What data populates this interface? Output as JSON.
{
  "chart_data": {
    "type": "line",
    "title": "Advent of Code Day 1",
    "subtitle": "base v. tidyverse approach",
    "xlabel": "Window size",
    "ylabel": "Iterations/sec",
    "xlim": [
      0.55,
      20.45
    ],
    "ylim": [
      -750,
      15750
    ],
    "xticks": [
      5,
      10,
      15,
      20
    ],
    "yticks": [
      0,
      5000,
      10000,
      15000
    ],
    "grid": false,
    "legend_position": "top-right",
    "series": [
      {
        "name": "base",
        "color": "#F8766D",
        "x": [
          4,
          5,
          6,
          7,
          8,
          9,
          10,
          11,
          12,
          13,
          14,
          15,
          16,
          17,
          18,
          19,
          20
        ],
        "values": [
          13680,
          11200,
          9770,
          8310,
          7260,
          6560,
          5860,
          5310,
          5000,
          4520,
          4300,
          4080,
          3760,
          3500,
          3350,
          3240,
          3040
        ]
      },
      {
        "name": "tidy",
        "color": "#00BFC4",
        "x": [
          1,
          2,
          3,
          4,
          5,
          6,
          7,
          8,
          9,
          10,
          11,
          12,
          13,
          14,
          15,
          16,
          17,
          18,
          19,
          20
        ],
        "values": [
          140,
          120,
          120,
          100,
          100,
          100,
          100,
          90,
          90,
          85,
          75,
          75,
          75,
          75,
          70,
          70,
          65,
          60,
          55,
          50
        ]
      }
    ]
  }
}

## INSTRUCTIONS TO FOLLOW
Write the material out again in its entirety, exactly as shown.

## COMPLETED EXERCISE
What data populates this interface? Output as JSON.
{
  "chart_data": {
    "type": "line",
    "title": "Advent of Code Day 1",
    "subtitle": "base v. tidyverse approach",
    "xlabel": "Window size",
    "ylabel": "Iterations/sec",
    "xlim": [
      0.55,
      20.45
    ],
    "ylim": [
      -750,
      15750
    ],
    "xticks": [
      5,
      10,
      15,
      20
    ],
    "yticks": [
      0,
      5000,
      10000,
      15000
    ],
    "grid": false,
    "legend_position": "top-right",
    "series": [
      {
        "name": "base",
        "color": "#F8766D",
        "x": [
          4,
          5,
          6,
          7,
          8,
          9,
          10,
          11,
          12,
          13,
          14,
          15,
          16,
          17,
          18,
          19,
          20
        ],
        "values": [
          13680,
          11200,
          9770,
          8310,
          7260,
          6560,
          5860,
          5310,
          5000,
          4520,
          4300,
          4080,
          3760,
          3500,
          3350,
          3240,
          3040
        ]
      },
      {
        "name": "tidy",
        "color": "#00BFC4",
        "x": [
          1,
          2,
          3,
          4,
          5,
          6,
          7,
          8,
          9,
          10,
          11,
          12,
          13,
          14,
          15,
          16,
          17,
          18,
          19,
          20
        ],
        "values": [
          140,
          120,
          120,
          100,
          100,
          100,
          100,
          90,
          90,
          85,
          75,
          75,
          75,
          75,
          70,
          70,
          65,
          60,
          55,
          50
        ]
      }
    ]
  }
}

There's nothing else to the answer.